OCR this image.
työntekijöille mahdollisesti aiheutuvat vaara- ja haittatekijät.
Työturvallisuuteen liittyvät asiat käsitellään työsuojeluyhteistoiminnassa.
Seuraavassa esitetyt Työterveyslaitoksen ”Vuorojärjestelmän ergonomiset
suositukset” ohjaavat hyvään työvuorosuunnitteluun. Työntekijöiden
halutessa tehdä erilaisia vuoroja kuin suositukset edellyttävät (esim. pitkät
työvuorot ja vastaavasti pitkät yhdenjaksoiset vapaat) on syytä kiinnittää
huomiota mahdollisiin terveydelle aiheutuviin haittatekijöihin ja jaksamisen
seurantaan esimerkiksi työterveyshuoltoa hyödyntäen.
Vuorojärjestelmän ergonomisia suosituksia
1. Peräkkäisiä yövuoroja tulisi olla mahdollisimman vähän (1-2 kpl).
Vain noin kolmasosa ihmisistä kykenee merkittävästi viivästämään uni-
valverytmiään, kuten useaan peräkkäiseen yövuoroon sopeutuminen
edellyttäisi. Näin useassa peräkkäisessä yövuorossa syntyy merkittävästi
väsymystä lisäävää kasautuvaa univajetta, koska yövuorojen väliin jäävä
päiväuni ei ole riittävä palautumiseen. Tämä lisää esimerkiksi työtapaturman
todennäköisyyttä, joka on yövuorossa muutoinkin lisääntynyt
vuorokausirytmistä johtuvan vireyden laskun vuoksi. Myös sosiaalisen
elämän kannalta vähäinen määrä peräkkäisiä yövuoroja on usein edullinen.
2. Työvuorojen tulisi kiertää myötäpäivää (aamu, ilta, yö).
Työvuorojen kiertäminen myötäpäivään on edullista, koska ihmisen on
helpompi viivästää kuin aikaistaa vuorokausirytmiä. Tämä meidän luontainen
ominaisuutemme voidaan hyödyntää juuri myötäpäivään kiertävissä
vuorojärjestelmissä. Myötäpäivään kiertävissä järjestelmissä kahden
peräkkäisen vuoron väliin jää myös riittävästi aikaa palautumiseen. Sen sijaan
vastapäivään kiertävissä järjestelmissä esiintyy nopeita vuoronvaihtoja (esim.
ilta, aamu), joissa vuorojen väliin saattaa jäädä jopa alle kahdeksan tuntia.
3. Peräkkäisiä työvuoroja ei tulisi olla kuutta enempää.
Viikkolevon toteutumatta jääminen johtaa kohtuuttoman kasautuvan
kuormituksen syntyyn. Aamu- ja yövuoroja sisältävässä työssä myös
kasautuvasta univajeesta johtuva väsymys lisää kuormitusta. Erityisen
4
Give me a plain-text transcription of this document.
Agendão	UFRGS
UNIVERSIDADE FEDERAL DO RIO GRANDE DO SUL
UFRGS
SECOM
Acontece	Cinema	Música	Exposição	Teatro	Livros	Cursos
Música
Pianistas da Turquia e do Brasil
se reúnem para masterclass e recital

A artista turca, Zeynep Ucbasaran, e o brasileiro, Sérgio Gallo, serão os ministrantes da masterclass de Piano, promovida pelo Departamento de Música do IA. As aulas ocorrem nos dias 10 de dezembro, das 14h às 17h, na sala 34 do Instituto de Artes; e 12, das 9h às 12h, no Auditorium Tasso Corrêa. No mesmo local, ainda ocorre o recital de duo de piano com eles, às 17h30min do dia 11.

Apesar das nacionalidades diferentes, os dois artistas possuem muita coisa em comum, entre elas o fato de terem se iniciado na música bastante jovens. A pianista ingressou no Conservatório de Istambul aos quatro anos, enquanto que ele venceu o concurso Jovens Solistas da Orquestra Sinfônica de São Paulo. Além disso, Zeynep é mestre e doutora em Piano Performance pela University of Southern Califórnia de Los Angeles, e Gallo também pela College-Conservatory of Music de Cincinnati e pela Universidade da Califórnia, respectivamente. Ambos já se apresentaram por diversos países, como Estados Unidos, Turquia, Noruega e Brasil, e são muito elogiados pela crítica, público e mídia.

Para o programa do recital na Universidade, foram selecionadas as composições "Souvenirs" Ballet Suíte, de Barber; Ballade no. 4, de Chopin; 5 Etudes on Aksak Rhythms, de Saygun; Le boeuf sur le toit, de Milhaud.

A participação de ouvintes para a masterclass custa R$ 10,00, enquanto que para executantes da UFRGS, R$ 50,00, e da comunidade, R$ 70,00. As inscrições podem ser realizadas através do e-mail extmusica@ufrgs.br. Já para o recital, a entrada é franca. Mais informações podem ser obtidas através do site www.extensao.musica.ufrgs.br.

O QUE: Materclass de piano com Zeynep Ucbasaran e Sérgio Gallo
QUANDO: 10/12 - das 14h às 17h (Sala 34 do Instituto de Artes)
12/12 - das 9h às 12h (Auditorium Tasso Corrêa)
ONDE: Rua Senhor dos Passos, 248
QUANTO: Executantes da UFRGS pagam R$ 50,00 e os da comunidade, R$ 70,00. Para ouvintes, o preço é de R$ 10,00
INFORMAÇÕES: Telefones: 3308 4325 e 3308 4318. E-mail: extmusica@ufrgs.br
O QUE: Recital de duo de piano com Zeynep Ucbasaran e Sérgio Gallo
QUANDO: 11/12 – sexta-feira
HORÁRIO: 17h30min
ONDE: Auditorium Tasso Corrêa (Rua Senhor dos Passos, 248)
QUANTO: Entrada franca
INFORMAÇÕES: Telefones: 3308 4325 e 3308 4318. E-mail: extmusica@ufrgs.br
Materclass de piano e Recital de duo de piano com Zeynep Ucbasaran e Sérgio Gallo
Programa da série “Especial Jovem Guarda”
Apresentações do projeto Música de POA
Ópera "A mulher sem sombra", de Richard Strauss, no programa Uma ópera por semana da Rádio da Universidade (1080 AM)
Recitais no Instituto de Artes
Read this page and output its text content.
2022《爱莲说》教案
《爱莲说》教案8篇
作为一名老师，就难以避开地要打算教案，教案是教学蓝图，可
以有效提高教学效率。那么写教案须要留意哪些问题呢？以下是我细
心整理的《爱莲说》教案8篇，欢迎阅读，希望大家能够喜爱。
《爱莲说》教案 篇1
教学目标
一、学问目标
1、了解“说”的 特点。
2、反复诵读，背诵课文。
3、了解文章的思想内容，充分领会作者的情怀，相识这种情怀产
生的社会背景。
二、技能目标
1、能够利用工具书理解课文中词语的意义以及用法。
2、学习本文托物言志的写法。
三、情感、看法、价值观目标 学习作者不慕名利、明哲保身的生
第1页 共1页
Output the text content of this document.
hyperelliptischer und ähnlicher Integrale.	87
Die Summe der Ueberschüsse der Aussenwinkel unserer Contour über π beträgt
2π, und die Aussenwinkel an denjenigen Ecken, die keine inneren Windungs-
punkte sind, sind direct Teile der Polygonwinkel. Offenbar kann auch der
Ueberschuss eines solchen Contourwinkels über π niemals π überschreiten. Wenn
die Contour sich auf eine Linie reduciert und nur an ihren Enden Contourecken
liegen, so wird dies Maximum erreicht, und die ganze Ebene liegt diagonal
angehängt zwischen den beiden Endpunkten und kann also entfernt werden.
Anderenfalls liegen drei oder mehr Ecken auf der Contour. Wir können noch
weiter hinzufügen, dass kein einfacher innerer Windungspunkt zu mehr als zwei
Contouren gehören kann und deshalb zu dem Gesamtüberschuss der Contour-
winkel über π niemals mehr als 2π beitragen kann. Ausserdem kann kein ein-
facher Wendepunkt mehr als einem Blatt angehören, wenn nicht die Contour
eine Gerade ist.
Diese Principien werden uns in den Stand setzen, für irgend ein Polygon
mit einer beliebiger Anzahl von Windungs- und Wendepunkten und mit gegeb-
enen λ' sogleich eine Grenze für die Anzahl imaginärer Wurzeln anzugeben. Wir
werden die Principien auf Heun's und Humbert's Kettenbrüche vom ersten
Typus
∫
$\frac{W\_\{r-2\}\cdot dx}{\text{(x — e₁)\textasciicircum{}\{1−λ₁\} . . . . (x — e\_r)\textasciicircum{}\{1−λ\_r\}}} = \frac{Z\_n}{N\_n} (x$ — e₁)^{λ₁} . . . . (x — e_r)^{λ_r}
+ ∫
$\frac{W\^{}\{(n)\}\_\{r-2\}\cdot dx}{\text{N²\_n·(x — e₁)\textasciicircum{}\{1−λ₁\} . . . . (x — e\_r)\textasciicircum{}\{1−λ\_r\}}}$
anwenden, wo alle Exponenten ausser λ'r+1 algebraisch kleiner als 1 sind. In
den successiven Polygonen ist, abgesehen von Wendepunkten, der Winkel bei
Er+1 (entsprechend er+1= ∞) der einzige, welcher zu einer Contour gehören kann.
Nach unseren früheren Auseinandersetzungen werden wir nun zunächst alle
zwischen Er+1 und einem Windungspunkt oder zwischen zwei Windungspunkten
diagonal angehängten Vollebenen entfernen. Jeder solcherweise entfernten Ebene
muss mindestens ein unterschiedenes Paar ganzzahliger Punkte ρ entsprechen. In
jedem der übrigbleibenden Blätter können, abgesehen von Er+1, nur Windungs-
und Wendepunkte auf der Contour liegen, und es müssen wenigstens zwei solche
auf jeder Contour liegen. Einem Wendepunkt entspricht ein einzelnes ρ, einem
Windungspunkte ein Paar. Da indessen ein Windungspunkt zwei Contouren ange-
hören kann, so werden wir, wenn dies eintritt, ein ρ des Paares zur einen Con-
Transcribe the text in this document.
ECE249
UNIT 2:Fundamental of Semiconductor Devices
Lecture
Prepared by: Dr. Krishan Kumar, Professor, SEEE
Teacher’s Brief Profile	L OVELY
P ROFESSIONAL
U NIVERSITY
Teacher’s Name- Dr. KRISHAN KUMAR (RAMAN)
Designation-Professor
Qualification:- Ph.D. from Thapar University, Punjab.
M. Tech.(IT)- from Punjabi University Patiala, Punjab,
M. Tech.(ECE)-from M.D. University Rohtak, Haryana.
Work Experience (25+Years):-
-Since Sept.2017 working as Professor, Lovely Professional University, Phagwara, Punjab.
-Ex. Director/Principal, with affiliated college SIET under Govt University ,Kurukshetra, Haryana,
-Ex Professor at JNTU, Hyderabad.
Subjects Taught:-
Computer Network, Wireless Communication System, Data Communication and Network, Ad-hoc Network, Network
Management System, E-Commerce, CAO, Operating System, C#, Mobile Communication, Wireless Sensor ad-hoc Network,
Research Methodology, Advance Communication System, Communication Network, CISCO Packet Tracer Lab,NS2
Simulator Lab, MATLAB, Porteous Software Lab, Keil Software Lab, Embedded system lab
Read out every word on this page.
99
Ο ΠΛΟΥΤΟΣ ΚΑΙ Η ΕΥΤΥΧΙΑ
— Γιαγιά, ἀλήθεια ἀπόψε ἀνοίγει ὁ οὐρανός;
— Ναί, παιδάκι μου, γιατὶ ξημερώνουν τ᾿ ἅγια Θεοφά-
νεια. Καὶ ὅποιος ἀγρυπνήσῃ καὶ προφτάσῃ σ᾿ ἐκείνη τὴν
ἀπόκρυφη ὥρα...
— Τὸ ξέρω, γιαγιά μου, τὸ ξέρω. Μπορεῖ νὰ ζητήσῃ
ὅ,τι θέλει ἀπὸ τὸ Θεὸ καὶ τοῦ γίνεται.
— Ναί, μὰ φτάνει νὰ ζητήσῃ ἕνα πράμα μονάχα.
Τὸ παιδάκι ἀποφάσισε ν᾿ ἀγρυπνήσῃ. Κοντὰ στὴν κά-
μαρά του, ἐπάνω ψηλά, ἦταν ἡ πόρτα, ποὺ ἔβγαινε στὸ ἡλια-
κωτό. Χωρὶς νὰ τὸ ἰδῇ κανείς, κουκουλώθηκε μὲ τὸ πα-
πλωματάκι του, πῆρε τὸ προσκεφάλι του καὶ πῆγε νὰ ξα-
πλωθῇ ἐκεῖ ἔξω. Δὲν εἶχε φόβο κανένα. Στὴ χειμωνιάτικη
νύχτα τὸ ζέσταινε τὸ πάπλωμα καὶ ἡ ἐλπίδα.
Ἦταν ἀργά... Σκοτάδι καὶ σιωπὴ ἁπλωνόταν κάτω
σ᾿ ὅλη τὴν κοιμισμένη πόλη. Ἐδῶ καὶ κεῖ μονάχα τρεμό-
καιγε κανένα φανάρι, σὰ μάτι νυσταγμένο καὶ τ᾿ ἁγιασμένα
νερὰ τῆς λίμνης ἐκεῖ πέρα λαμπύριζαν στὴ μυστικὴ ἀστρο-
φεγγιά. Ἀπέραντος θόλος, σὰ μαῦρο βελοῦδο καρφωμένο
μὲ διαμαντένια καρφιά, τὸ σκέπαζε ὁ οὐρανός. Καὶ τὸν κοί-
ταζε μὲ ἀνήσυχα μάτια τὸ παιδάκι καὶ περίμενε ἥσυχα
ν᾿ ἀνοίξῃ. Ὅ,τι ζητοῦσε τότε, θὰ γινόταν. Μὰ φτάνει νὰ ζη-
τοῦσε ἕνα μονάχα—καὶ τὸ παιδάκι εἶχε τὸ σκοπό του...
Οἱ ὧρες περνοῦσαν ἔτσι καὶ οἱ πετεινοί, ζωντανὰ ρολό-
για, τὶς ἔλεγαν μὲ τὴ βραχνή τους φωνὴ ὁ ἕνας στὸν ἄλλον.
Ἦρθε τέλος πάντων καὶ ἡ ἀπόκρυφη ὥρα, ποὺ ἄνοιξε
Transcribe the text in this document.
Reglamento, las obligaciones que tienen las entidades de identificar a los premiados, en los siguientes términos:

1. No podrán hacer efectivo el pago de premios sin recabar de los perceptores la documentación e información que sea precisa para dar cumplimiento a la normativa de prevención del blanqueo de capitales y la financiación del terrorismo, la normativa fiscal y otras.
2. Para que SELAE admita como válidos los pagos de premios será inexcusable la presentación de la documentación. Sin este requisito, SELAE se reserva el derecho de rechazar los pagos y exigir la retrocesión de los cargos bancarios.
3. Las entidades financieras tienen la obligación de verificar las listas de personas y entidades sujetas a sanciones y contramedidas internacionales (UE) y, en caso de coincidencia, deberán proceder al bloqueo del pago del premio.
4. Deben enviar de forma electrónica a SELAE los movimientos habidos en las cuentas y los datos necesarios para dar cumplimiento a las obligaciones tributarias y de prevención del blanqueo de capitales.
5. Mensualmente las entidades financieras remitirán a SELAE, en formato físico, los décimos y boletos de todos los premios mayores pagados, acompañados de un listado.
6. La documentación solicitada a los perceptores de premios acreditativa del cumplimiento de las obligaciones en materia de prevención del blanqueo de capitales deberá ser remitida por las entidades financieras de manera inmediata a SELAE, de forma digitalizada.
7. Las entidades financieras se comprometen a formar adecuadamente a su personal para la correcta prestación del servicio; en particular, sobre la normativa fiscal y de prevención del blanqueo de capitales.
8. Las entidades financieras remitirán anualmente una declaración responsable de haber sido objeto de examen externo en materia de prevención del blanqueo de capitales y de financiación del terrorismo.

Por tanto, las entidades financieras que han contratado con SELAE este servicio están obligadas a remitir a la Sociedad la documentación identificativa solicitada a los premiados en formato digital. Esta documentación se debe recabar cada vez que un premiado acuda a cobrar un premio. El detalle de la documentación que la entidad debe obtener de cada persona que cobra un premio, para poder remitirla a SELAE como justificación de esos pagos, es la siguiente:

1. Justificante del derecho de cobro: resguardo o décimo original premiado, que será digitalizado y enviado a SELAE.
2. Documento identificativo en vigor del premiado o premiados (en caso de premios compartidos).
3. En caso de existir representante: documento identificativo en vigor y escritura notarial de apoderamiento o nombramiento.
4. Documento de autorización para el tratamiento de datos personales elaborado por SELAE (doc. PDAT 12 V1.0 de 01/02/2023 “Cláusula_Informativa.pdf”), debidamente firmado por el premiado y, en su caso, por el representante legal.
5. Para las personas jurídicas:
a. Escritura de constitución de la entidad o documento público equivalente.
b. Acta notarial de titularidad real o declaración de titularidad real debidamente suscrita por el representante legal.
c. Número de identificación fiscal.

▸ **What this task involves**: Reply with the number of lines in the material above that contain "ONDE", and nothing more.

▸ **Output below**: 2